Dataset —
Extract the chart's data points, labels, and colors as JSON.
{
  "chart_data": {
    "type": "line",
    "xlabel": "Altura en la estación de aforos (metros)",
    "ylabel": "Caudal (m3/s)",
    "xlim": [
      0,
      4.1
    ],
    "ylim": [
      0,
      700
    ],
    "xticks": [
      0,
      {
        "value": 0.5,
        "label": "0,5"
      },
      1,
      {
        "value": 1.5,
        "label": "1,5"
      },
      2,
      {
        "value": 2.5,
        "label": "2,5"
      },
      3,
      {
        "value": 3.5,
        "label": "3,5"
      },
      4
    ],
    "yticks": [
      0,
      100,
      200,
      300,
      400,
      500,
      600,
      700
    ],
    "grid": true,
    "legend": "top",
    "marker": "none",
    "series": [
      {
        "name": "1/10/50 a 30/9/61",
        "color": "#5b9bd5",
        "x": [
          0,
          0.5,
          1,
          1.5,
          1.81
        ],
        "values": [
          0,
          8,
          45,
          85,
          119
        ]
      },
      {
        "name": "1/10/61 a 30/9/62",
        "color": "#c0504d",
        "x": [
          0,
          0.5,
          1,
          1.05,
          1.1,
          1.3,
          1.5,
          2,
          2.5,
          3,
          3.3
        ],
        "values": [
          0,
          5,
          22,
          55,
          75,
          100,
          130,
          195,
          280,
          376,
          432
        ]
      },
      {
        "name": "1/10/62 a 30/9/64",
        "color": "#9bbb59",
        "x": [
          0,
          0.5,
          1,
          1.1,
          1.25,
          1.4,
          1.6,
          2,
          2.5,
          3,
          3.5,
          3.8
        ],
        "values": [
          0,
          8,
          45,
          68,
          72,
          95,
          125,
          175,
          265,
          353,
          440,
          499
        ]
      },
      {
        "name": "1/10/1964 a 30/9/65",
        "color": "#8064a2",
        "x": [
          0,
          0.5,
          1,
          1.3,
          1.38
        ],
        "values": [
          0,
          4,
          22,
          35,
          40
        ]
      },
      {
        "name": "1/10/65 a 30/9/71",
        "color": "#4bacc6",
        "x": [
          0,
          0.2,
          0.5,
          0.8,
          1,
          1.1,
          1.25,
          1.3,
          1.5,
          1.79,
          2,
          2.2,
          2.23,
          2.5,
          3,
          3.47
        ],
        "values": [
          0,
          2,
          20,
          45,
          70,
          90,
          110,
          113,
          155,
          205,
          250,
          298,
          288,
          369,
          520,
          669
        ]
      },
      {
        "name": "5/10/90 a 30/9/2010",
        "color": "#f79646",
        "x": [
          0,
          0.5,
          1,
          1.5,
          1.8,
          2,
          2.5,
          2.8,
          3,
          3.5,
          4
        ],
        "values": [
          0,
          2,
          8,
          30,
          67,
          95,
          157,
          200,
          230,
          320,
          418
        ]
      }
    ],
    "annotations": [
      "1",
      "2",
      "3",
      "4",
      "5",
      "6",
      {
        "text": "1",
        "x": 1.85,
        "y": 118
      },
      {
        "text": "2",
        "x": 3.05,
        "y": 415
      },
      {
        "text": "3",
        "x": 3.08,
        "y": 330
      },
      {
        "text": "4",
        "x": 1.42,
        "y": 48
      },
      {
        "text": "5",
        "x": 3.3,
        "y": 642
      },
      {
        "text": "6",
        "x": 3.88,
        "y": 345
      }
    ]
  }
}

Problem statement — Extract the data in full. Keep it word for word.

Full answer —
Extract the chart's data points, labels, and colors as JSON.
{
  "chart_data": {
    "type": "line",
    "xlabel": "Altura en la estación de aforos (metros)",
    "ylabel": "Caudal (m3/s)",
    "xlim": [
      0,
      4.1
    ],
    "ylim": [
      0,
      700
    ],
    "xticks": [
      0,
      {
        "value": 0.5,
        "label": "0,5"
      },
      1,
      {
        "value": 1.5,
        "label": "1,5"
      },
      2,
      {
        "value": 2.5,
        "label": "2,5"
      },
      3,
      {
        "value": 3.5,
        "label": "3,5"
      },
      4
    ],
    "yticks": [
      0,
      100,
      200,
      300,
      400,
      500,
      600,
      700
    ],
    "grid": true,
    "legend": "top",
    "marker": "none",
    "series": [
      {
        "name": "1/10/50 a 30/9/61",
        "color": "#5b9bd5",
        "x": [
          0,
          0.5,
          1,
          1.5,
          1.81
        ],
        "values": [
          0,
          8,
          45,
          85,
          119
        ]
      },
      {
        "name": "1/10/61 a 30/9/62",
        "color": "#c0504d",
        "x": [
          0,
          0.5,
          1,
          1.05,
          1.1,
          1.3,
          1.5,
          2,
          2.5,
          3,
          3.3
        ],
        "values": [
          0,
          5,
          22,
          55,
          75,
          100,
          130,
          195,
          280,
          376,
          432
        ]
      },
      {
        "name": "1/10/62 a 30/9/64",
        "color": "#9bbb59",
        "x": [
          0,
          0.5,
          1,
          1.1,
          1.25,
          1.4,
          1.6,
          2,
          2.5,
          3,
          3.5,
          3.8
        ],
        "values": [
          0,
          8,
          45,
          68,
          72,
          95,
          125,
          175,
          265,
          353,
          440,
          499
        ]
      },
      {
        "name": "1/10/1964 a 30/9/65",
        "color": "#8064a2",
        "x": [
          0,
          0.5,
          1,
          1.3,
          1.38
        ],
        "values": [
          0,
          4,
          22,
          35,
          40
        ]
      },
      {
        "name": "1/10/65 a 30/9/71",
        "color": "#4bacc6",
        "x": [
          0,
          0.2,
          0.5,
          0.8,
          1,
          1.1,
          1.25,
          1.3,
          1.5,
          1.79,
          2,
          2.2,
          2.23,
          2.5,
          3,
          3.47
        ],
        "values": [
          0,
          2,
          20,
          45,
          70,
          90,
          110,
          113,
          155,
          205,
          250,
          298,
          288,
          369,
          520,
          669
        ]
      },
      {
        "name": "5/10/90 a 30/9/2010",
        "color": "#f79646",
        "x": [
          0,
          0.5,
          1,
          1.5,
          1.8,
          2,
          2.5,
          2.8,
          3,
          3.5,
          4
        ],
        "values": [
          0,
          2,
          8,
          30,
          67,
          95,
          157,
          200,
          230,
          320,
          418
        ]
      }
    ],
    "annotations": [
      "1",
      "2",
      "3",
      "4",
      "5",
      "6",
      {
        "text": "1",
        "x": 1.85,
        "y": 118
      },
      {
        "text": "2",
        "x": 3.05,
        "y": 415
      },
      {
        "text": "3",
        "x": 3.08,
        "y": 330
      },
      {
        "text": "4",
        "x": 1.42,
        "y": 48
      },
      {
        "text": "5",
        "x": 3.3,
        "y": 642
      },
      {
        "text": "6",
        "x": 3.88,
        "y": 345
      }
    ]
  }
}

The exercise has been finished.